+++ Source extract

The importance of big ideas

One of the things that impressed me about Obama when I met him in 2006 was his nearly palpable intellect. In a situation like that interview, a five-minute session with a little blogger in Kansas, wedged between a private chat with Governor Sebelius and an address to the state's Democratic powerbrokers, it'd be easy for him to have gone on autopilot, giving canned answers with his mind elsewhere. Nonetheless, I got the genuine feeling of the gears whizzing, working through my questions, turning them around in his head and genuinely engaging me and them as he answered.

It's possible that that was a politician's art, but I don't think so.

That intellect that I sensed matters, and it isn't something that will show in the absurd debates that our political system thrives on. A smart answer to the tough issues facing the world takes more than 30 or even 60 seconds. As the pace of the campaign becomes increasingly frenetic in the lead-up to the 22 state primaries and caucuses of February 5, that aspect of his personality bears some careful examination, moreso than parsing the Kennedy clan's endorsements (or even Governor Sebelius') or whether the Florida and Michigan delegations will be allowed to vote in the Democratic Convention.

++++++
+++ Entries supplied

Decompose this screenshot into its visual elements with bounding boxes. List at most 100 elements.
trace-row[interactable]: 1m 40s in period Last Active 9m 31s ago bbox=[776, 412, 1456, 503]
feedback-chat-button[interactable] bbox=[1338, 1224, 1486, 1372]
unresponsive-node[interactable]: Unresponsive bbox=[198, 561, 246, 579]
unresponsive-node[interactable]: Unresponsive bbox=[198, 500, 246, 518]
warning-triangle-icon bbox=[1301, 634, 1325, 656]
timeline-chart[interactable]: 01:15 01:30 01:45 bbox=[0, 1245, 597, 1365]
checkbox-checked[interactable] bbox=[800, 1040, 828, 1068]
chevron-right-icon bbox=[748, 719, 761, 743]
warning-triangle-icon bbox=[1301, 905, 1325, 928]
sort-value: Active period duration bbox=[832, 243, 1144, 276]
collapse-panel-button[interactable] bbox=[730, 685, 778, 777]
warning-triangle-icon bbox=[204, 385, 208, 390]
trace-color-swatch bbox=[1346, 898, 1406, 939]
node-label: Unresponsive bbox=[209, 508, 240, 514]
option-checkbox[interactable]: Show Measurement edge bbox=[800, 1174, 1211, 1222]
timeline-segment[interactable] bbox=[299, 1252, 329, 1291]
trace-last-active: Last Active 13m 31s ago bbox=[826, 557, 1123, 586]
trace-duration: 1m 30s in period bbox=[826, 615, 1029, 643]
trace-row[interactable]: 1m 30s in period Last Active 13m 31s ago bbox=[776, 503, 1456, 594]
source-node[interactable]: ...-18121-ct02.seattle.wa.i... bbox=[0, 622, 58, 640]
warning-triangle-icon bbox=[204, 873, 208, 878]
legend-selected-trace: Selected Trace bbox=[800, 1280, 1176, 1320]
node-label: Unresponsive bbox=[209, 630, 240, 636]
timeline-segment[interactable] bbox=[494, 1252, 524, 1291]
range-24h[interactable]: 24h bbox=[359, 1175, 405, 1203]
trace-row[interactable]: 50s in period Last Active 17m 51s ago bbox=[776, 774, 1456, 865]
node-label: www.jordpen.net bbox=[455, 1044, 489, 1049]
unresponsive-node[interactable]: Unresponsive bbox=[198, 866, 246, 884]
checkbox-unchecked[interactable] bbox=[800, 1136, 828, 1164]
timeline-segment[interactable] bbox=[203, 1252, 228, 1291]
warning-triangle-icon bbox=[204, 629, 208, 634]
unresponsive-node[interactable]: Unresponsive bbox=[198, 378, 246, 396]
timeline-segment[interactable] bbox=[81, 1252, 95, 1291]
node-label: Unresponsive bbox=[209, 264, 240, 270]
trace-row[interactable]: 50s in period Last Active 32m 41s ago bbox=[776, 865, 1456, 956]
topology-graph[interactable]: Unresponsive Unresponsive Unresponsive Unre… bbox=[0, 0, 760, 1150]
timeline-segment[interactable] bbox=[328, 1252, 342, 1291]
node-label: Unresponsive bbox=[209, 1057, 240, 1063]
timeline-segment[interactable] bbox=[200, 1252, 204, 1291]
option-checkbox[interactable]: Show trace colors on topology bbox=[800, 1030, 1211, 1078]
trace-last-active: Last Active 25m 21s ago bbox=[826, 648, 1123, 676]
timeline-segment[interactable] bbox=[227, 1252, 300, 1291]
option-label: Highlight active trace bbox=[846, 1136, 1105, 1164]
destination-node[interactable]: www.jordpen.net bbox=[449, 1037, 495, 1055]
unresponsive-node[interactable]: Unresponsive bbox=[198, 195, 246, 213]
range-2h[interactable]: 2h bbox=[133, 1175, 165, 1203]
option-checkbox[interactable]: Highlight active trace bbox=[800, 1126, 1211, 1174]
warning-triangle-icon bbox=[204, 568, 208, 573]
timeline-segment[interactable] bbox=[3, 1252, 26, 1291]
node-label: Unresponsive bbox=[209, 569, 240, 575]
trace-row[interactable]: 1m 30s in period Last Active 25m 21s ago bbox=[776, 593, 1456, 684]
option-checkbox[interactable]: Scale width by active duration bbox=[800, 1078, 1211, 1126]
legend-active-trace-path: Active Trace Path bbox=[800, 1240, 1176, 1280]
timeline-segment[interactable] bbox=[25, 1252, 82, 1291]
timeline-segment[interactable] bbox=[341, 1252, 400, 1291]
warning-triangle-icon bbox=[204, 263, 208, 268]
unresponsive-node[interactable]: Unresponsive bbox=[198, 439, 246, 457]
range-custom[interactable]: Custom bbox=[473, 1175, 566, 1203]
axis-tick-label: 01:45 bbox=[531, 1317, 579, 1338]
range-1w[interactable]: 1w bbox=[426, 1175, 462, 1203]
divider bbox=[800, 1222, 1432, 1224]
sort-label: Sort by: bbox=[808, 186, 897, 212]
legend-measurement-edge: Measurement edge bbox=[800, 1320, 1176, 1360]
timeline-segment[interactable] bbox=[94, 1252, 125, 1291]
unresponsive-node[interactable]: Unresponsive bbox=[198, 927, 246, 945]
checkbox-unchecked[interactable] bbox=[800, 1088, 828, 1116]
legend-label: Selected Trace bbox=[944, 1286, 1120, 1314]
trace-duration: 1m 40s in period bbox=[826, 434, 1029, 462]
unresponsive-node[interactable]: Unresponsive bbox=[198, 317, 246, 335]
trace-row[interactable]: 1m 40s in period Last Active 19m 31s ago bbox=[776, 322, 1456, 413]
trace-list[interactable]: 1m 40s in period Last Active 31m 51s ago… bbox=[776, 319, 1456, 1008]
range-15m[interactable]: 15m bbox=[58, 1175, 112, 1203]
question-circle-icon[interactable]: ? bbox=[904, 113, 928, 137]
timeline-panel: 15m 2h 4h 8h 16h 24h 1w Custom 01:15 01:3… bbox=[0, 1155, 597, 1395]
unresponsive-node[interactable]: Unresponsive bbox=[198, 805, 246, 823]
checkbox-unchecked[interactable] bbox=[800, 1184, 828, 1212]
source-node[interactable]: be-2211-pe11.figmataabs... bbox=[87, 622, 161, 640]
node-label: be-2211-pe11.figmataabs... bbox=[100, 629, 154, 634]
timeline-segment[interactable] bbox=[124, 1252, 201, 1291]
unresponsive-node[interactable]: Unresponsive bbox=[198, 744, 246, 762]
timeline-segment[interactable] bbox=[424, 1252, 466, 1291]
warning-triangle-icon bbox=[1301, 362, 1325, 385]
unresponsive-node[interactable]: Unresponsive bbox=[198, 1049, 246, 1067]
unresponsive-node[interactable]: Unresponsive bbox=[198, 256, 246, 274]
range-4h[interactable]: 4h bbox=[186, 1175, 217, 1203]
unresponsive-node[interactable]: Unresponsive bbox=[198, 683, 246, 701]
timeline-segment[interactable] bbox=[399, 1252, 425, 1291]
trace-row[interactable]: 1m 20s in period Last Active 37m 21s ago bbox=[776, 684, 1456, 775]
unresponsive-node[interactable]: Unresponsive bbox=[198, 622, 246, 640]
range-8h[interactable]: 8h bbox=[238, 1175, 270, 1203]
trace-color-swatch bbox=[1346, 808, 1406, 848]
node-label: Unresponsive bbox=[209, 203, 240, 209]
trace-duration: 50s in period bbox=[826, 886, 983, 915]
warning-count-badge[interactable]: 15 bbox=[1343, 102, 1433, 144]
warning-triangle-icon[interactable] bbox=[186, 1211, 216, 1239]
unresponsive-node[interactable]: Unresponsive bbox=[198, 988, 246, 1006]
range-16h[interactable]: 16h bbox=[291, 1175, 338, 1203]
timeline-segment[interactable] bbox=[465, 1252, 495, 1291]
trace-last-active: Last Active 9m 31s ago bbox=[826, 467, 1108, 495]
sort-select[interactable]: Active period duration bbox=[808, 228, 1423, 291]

++++++

Answer these questions using the essay on Obama's intellect.
1. In what year did the writer meet Obama?
2. How long was the interview session with the writer?
3. How many state primaries and caucuses fall on February 5?

1. 2006
2. Five minutes
3. 22